- _Exercise prompt_: In the data that follows, count the lines in which the word "CLOSE" occurs, and report that figure alone.

- _Items_:
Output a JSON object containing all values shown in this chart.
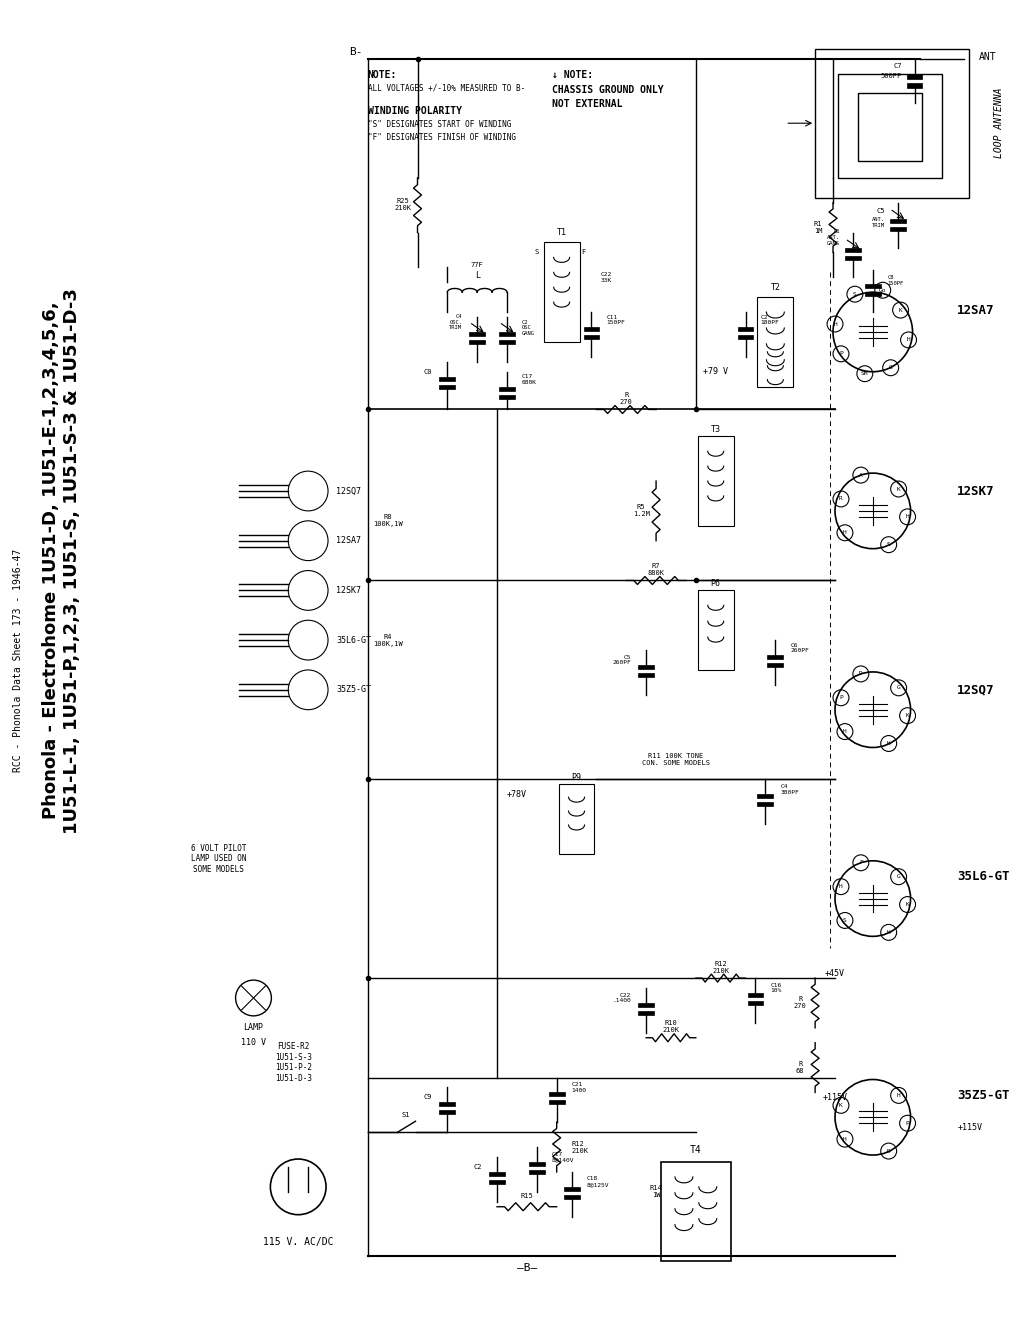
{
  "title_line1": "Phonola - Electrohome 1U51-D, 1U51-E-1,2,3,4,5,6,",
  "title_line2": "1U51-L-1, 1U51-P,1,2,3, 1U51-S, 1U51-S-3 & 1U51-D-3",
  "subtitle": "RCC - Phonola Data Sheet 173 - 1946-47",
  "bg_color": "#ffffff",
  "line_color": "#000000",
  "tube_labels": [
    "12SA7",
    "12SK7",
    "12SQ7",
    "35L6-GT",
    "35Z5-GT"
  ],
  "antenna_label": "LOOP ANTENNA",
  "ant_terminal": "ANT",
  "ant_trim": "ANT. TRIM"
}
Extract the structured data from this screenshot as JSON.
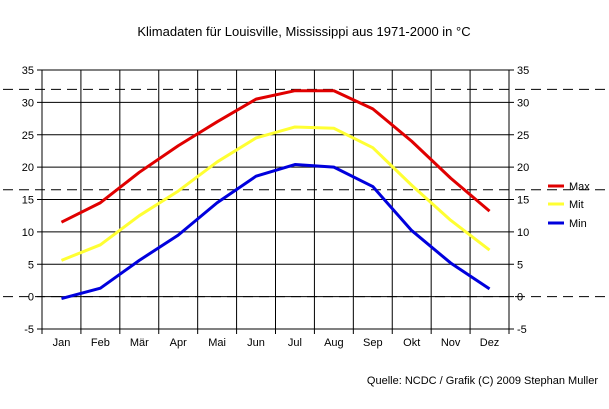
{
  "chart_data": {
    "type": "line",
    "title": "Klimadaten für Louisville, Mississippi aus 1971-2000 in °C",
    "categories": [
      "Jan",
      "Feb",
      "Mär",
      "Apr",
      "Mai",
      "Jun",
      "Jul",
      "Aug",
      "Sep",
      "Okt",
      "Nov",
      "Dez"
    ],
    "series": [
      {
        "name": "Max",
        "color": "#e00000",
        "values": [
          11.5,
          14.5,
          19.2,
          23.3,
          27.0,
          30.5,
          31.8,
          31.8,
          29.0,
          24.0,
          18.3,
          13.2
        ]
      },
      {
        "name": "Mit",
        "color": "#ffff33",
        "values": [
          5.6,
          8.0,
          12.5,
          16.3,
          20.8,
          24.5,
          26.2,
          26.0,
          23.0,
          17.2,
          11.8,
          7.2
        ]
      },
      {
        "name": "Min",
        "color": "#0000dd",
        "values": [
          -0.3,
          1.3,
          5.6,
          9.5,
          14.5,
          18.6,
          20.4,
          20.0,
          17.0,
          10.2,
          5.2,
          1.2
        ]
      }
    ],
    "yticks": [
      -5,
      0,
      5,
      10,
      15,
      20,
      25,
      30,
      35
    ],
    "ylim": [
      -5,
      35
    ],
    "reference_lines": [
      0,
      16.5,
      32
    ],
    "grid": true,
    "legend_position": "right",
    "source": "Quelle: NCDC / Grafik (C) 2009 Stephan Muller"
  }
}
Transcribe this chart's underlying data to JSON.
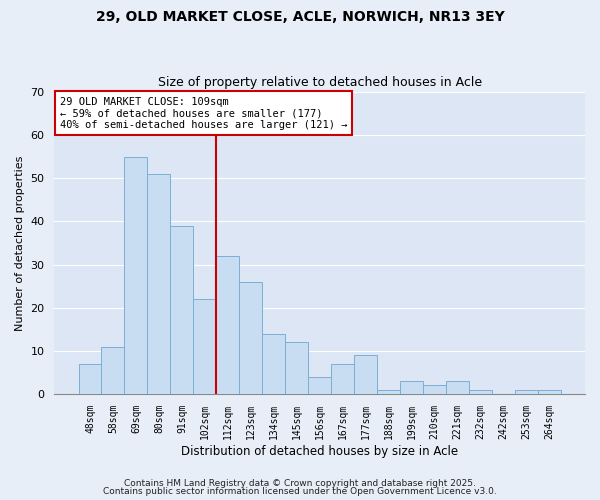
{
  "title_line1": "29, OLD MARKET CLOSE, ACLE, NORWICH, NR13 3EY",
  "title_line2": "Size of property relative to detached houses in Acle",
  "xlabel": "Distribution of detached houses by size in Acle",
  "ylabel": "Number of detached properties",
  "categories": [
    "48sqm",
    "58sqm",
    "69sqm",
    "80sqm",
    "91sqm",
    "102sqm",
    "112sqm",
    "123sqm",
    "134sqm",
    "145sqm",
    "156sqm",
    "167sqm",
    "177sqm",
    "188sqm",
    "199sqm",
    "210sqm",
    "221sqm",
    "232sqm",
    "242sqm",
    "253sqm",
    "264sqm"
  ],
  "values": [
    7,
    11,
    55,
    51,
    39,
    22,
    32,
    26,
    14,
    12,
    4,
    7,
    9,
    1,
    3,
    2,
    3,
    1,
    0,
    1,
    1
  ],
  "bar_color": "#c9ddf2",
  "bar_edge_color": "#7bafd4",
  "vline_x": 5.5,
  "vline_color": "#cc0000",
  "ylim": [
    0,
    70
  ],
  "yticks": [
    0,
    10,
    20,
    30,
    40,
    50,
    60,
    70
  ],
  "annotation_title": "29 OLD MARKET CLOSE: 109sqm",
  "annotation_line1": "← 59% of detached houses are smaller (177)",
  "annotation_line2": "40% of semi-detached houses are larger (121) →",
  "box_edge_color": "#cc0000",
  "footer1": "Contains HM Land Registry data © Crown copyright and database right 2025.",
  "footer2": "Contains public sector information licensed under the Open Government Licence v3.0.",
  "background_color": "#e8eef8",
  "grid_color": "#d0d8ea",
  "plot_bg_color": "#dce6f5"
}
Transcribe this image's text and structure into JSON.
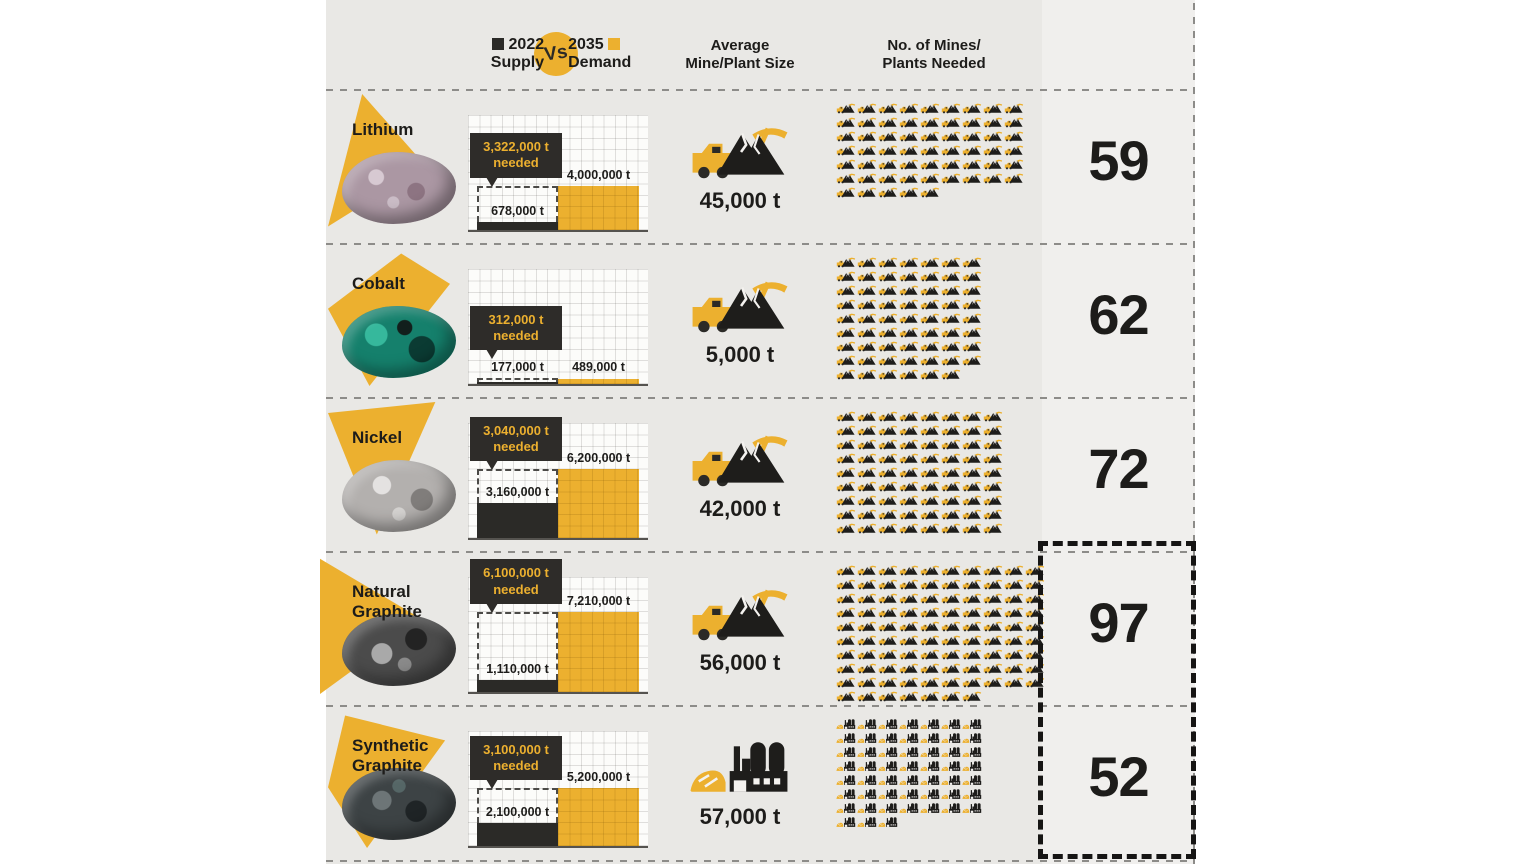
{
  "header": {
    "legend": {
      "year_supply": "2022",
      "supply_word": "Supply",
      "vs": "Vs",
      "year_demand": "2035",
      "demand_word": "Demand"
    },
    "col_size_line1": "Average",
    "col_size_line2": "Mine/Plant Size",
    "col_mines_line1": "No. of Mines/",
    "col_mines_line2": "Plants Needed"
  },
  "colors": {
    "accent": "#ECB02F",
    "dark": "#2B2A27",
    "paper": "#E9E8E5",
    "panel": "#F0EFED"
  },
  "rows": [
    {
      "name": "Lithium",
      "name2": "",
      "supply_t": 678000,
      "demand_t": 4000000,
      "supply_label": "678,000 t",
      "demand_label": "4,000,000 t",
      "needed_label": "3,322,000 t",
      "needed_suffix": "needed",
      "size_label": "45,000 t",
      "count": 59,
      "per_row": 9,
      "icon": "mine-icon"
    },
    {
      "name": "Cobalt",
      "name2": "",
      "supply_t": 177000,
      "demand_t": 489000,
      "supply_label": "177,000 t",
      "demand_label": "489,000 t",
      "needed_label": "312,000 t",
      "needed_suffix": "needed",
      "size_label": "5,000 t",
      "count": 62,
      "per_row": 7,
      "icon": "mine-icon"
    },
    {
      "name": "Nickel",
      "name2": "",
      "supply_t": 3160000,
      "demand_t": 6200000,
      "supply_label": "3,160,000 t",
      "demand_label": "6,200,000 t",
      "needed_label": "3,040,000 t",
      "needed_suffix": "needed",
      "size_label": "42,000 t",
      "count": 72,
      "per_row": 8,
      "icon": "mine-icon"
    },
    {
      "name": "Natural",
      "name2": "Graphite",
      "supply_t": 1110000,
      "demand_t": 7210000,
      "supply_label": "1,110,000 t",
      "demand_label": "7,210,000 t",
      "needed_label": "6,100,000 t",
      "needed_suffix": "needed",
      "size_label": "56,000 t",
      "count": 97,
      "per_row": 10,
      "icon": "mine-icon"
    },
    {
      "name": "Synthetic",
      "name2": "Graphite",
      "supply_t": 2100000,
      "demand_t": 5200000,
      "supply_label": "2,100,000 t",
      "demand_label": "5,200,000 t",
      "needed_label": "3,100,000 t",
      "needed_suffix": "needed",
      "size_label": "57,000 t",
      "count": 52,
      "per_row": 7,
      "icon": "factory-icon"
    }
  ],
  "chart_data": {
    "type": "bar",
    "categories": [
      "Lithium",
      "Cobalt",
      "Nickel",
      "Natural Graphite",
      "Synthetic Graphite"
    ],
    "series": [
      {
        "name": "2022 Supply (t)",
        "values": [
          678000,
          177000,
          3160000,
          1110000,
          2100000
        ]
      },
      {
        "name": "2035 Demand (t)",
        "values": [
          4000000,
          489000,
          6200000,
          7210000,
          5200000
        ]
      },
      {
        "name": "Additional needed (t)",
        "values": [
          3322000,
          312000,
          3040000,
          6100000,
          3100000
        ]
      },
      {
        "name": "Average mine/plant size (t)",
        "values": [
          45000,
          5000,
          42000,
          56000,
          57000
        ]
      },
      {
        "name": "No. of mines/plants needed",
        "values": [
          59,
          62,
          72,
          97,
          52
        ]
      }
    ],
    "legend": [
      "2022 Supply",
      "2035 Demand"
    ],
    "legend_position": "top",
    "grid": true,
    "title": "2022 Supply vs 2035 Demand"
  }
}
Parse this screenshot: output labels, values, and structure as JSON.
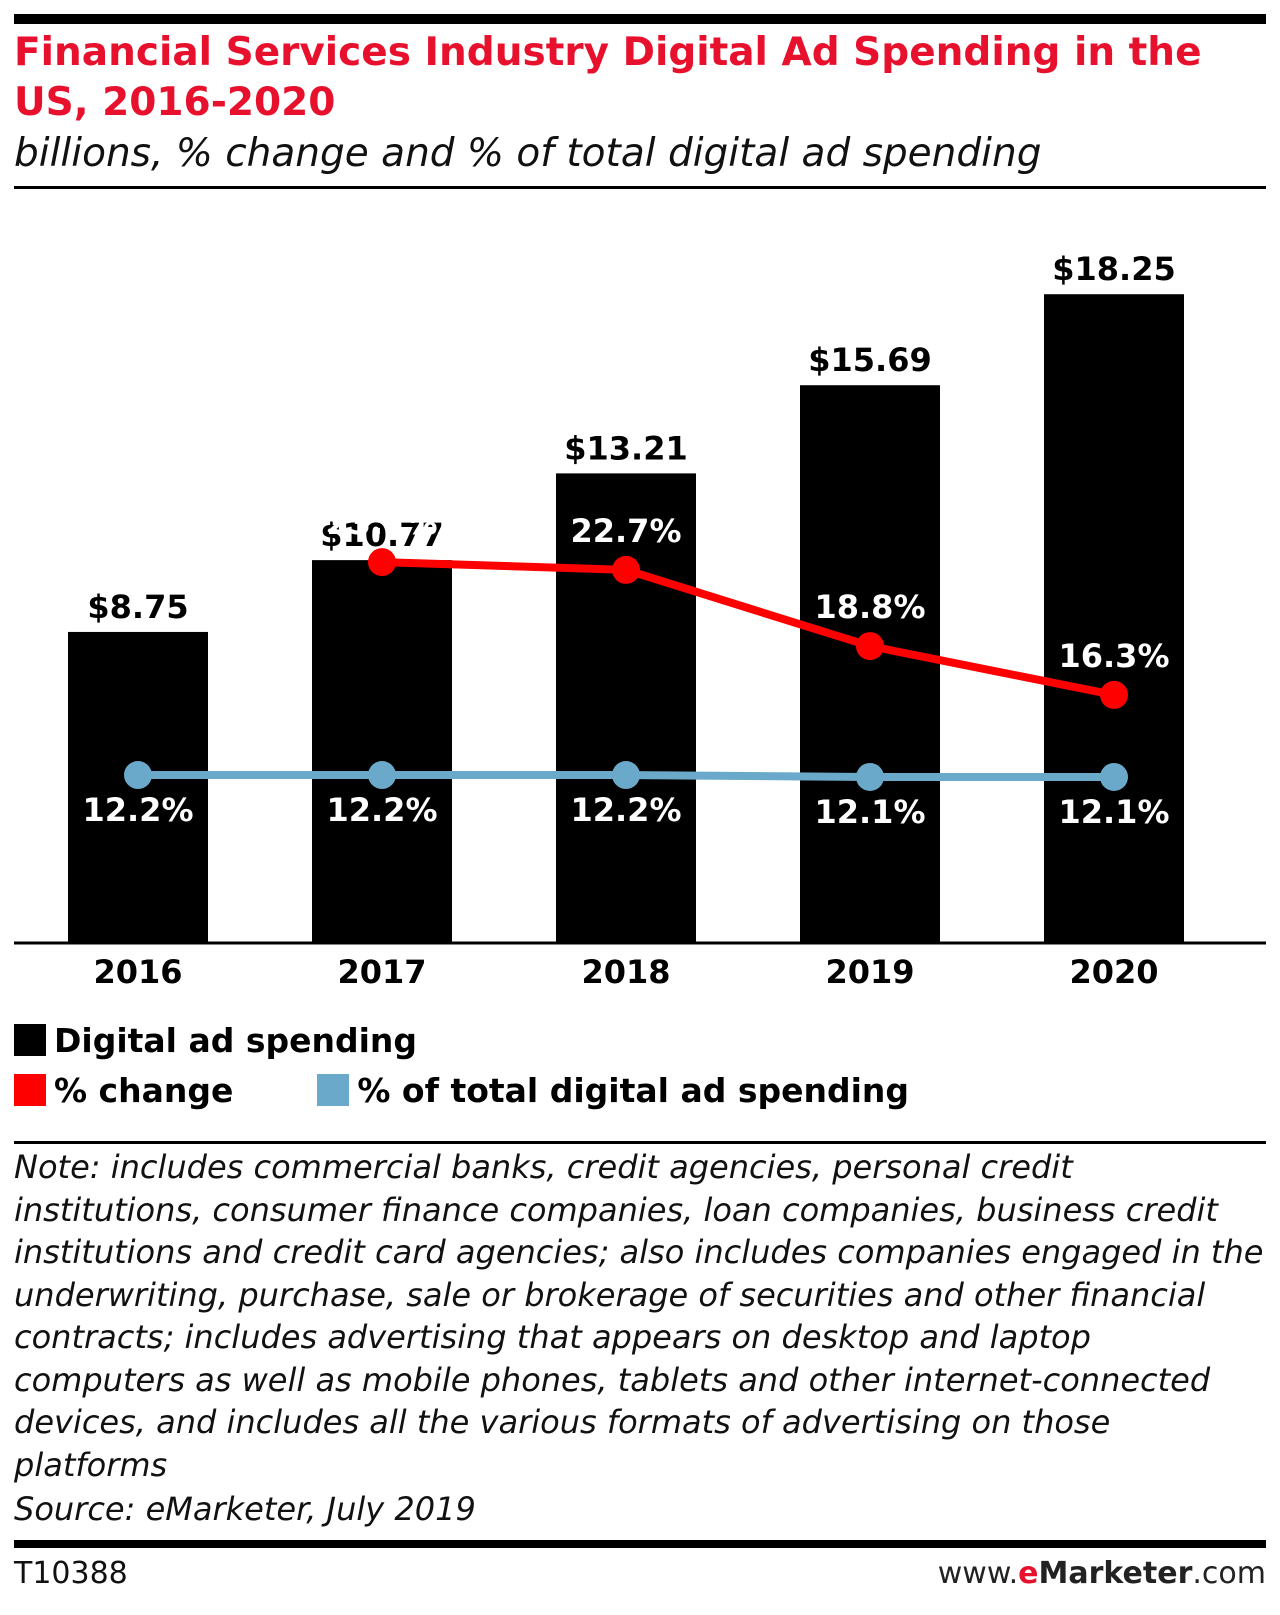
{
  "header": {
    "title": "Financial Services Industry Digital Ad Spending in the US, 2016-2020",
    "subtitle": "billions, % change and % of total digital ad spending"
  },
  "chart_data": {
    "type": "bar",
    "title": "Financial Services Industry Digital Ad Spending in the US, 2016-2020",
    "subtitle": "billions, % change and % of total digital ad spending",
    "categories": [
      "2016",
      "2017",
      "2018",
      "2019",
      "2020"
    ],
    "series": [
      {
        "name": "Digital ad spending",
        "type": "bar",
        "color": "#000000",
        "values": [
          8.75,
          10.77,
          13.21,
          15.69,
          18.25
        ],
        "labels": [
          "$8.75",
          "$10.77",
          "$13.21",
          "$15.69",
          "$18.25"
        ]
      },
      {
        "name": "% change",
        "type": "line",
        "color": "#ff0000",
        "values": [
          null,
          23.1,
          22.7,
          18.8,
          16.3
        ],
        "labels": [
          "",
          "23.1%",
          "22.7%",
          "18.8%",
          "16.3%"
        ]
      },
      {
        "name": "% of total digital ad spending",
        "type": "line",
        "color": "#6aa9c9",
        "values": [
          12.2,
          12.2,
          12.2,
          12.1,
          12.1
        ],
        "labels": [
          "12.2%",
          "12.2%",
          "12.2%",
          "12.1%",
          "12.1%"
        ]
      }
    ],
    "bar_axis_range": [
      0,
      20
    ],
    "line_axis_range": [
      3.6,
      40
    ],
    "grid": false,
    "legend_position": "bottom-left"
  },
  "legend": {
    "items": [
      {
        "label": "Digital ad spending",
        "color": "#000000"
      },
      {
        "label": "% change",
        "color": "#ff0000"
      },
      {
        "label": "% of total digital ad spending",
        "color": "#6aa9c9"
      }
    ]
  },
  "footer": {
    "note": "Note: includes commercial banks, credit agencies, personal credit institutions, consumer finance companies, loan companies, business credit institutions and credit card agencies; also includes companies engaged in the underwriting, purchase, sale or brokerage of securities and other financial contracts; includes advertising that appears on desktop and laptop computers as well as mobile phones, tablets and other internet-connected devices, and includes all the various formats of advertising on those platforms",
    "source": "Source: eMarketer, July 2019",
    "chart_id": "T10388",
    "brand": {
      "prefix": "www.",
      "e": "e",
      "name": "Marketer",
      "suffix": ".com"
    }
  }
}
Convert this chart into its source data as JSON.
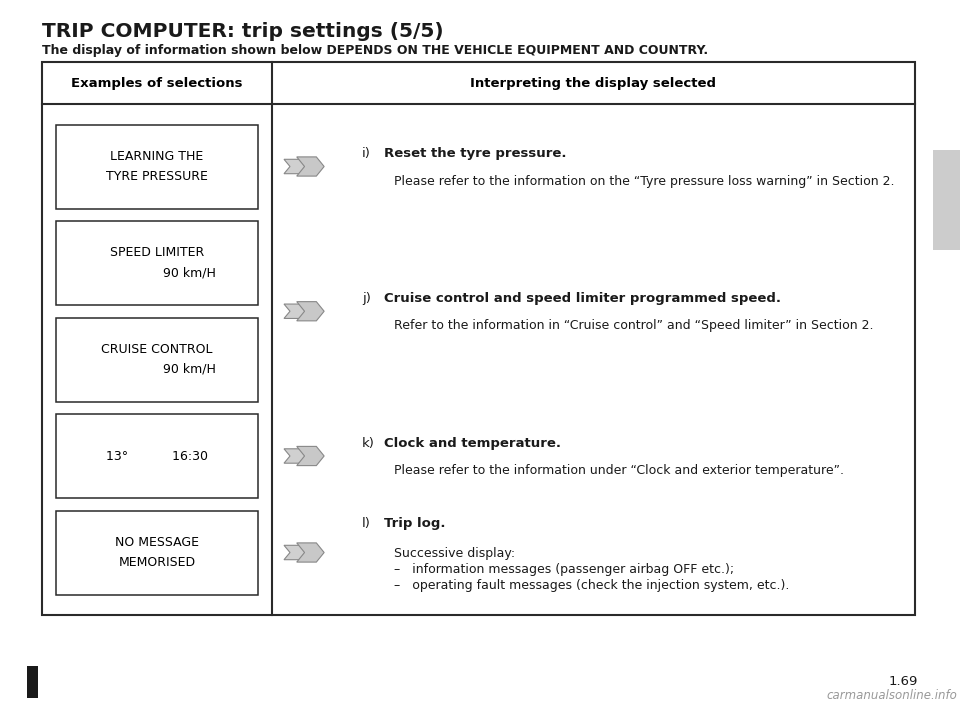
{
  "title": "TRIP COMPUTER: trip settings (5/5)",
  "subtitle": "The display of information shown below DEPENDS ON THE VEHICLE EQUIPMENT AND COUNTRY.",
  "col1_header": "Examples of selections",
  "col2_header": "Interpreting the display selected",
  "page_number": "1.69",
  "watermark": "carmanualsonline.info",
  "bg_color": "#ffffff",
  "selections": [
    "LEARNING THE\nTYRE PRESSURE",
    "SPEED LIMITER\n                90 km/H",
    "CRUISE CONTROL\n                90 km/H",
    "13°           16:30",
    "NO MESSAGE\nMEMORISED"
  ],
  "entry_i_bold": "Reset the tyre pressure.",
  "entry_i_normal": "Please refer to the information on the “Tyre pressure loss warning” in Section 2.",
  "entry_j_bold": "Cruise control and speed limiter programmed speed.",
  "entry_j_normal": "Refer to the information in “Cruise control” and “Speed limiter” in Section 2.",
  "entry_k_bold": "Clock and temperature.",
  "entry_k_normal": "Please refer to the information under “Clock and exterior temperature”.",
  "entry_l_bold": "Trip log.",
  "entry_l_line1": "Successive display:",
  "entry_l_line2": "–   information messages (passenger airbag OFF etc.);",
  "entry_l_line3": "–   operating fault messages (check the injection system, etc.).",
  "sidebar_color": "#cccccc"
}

- _The result_: 2